Could you write out the records below exactly as they appear?

>> Begin SOURCE DATA

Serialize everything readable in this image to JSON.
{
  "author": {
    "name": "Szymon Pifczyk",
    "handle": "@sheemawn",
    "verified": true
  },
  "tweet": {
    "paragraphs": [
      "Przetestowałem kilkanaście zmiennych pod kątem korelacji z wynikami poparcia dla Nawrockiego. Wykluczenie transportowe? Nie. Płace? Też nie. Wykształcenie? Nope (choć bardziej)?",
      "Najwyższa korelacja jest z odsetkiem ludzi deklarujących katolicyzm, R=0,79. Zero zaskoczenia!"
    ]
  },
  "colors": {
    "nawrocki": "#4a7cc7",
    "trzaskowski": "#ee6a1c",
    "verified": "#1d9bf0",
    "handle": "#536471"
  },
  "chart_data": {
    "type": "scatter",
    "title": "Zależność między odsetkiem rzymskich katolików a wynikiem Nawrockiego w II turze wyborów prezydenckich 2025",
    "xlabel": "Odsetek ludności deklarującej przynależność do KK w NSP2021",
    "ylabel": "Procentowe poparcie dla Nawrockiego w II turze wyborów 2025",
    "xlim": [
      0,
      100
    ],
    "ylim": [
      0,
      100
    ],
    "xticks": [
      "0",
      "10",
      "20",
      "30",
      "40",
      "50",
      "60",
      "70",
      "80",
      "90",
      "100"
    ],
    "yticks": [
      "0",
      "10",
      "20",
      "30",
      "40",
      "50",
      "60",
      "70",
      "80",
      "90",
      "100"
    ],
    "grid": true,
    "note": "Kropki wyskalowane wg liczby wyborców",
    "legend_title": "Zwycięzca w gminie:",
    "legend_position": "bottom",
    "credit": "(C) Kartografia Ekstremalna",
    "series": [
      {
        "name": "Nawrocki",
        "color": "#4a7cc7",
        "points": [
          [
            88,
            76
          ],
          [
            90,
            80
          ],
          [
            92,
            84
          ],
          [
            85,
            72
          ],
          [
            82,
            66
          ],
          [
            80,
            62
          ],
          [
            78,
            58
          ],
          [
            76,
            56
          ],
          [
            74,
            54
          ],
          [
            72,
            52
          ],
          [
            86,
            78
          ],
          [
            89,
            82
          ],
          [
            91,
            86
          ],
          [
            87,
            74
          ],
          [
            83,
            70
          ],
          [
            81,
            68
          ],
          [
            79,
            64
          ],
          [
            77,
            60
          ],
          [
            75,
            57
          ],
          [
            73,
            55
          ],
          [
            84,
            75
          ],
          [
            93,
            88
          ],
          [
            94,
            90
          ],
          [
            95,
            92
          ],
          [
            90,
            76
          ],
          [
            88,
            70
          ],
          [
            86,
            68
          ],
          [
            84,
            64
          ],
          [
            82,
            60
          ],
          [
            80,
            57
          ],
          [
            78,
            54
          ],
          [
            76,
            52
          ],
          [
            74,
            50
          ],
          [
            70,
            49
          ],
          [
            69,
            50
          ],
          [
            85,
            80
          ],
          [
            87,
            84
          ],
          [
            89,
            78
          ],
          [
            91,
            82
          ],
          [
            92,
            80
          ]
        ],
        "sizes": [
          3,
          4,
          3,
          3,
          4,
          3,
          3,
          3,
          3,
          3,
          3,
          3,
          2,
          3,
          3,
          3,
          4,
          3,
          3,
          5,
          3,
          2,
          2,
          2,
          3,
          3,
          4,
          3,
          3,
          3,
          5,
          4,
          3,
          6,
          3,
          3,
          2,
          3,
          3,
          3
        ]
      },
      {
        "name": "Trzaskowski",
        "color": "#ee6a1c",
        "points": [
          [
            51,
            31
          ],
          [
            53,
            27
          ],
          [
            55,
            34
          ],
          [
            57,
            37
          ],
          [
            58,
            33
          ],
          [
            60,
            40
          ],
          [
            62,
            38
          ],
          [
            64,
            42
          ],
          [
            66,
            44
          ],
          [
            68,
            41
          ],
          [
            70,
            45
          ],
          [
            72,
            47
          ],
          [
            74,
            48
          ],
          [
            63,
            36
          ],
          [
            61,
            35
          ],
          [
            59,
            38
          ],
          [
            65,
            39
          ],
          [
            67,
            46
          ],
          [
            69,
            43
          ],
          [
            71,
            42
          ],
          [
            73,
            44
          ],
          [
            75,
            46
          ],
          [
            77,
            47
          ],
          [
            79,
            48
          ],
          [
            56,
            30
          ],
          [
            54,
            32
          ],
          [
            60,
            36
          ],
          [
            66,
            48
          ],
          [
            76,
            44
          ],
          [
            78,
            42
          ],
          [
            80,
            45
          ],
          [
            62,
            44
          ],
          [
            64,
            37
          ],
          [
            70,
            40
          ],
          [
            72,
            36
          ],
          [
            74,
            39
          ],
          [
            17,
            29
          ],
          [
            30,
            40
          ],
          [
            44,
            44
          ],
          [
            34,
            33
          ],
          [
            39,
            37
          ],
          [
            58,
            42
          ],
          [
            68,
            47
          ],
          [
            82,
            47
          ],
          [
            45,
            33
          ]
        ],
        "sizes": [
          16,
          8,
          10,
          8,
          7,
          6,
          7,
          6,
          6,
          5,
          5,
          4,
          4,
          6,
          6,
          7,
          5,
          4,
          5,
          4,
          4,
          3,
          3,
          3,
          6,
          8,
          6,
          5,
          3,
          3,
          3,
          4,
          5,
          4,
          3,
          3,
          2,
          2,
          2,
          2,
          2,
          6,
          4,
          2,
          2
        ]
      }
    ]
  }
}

>> End SOURCE DATA

_RESPONSE FOR THIS EXERCISE_:
Serialize everything readable in this image to JSON.
{
  "author": {
    "name": "Szymon Pifczyk",
    "handle": "@sheemawn",
    "verified": true
  },
  "tweet": {
    "paragraphs": [
      "Przetestowałem kilkanaście zmiennych pod kątem korelacji z wynikami poparcia dla Nawrockiego. Wykluczenie transportowe? Nie. Płace? Też nie. Wykształcenie? Nope (choć bardziej)?",
      "Najwyższa korelacja jest z odsetkiem ludzi deklarujących katolicyzm, R=0,79. Zero zaskoczenia!"
    ]
  },
  "colors": {
    "nawrocki": "#4a7cc7",
    "trzaskowski": "#ee6a1c",
    "verified": "#1d9bf0",
    "handle": "#536471"
  },
  "chart_data": {
    "type": "scatter",
    "title": "Zależność między odsetkiem rzymskich katolików a wynikiem Nawrockiego w II turze wyborów prezydenckich 2025",
    "xlabel": "Odsetek ludności deklarującej przynależność do KK w NSP2021",
    "ylabel": "Procentowe poparcie dla Nawrockiego w II turze wyborów 2025",
    "xlim": [
      0,
      100
    ],
    "ylim": [
      0,
      100
    ],
    "xticks": [
      "0",
      "10",
      "20",
      "30",
      "40",
      "50",
      "60",
      "70",
      "80",
      "90",
      "100"
    ],
    "yticks": [
      "0",
      "10",
      "20",
      "30",
      "40",
      "50",
      "60",
      "70",
      "80",
      "90",
      "100"
    ],
    "grid": true,
    "note": "Kropki wyskalowane wg liczby wyborców",
    "legend_title": "Zwycięzca w gminie:",
    "legend_position": "bottom",
    "credit": "(C) Kartografia Ekstremalna",
    "series": [
      {
        "name": "Nawrocki",
        "color": "#4a7cc7",
        "points": [
          [
            88,
            76
          ],
          [
            90,
            80
          ],
          [
            92,
            84
          ],
          [
            85,
            72
          ],
          [
            82,
            66
          ],
          [
            80,
            62
          ],
          [
            78,
            58
          ],
          [
            76,
            56
          ],
          [
            74,
            54
          ],
          [
            72,
            52
          ],
          [
            86,
            78
          ],
          [
            89,
            82
          ],
          [
            91,
            86
          ],
          [
            87,
            74
          ],
          [
            83,
            70
          ],
          [
            81,
            68
          ],
          [
            79,
            64
          ],
          [
            77,
            60
          ],
          [
            75,
            57
          ],
          [
            73,
            55
          ],
          [
            84,
            75
          ],
          [
            93,
            88
          ],
          [
            94,
            90
          ],
          [
            95,
            92
          ],
          [
            90,
            76
          ],
          [
            88,
            70
          ],
          [
            86,
            68
          ],
          [
            84,
            64
          ],
          [
            82,
            60
          ],
          [
            80,
            57
          ],
          [
            78,
            54
          ],
          [
            76,
            52
          ],
          [
            74,
            50
          ],
          [
            70,
            49
          ],
          [
            69,
            50
          ],
          [
            85,
            80
          ],
          [
            87,
            84
          ],
          [
            89,
            78
          ],
          [
            91,
            82
          ],
          [
            92,
            80
          ]
        ],
        "sizes": [
          3,
          4,
          3,
          3,
          4,
          3,
          3,
          3,
          3,
          3,
          3,
          3,
          2,
          3,
          3,
          3,
          4,
          3,
          3,
          5,
          3,
          2,
          2,
          2,
          3,
          3,
          4,
          3,
          3,
          3,
          5,
          4,
          3,
          6,
          3,
          3,
          2,
          3,
          3,
          3
        ]
      },
      {
        "name": "Trzaskowski",
        "color": "#ee6a1c",
        "points": [
          [
            51,
            31
          ],
          [
            53,
            27
          ],
          [
            55,
            34
          ],
          [
            57,
            37
          ],
          [
            58,
            33
          ],
          [
            60,
            40
          ],
          [
            62,
            38
          ],
          [
            64,
            42
          ],
          [
            66,
            44
          ],
          [
            68,
            41
          ],
          [
            70,
            45
          ],
          [
            72,
            47
          ],
          [
            74,
            48
          ],
          [
            63,
            36
          ],
          [
            61,
            35
          ],
          [
            59,
            38
          ],
          [
            65,
            39
          ],
          [
            67,
            46
          ],
          [
            69,
            43
          ],
          [
            71,
            42
          ],
          [
            73,
            44
          ],
          [
            75,
            46
          ],
          [
            77,
            47
          ],
          [
            79,
            48
          ],
          [
            56,
            30
          ],
          [
            54,
            32
          ],
          [
            60,
            36
          ],
          [
            66,
            48
          ],
          [
            76,
            44
          ],
          [
            78,
            42
          ],
          [
            80,
            45
          ],
          [
            62,
            44
          ],
          [
            64,
            37
          ],
          [
            70,
            40
          ],
          [
            72,
            36
          ],
          [
            74,
            39
          ],
          [
            17,
            29
          ],
          [
            30,
            40
          ],
          [
            44,
            44
          ],
          [
            34,
            33
          ],
          [
            39,
            37
          ],
          [
            58,
            42
          ],
          [
            68,
            47
          ],
          [
            82,
            47
          ],
          [
            45,
            33
          ]
        ],
        "sizes": [
          16,
          8,
          10,
          8,
          7,
          6,
          7,
          6,
          6,
          5,
          5,
          4,
          4,
          6,
          6,
          7,
          5,
          4,
          5,
          4,
          4,
          3,
          3,
          3,
          6,
          8,
          6,
          5,
          3,
          3,
          3,
          4,
          5,
          4,
          3,
          3,
          2,
          2,
          2,
          2,
          2,
          6,
          4,
          2,
          2
        ]
      }
    ]
  }
}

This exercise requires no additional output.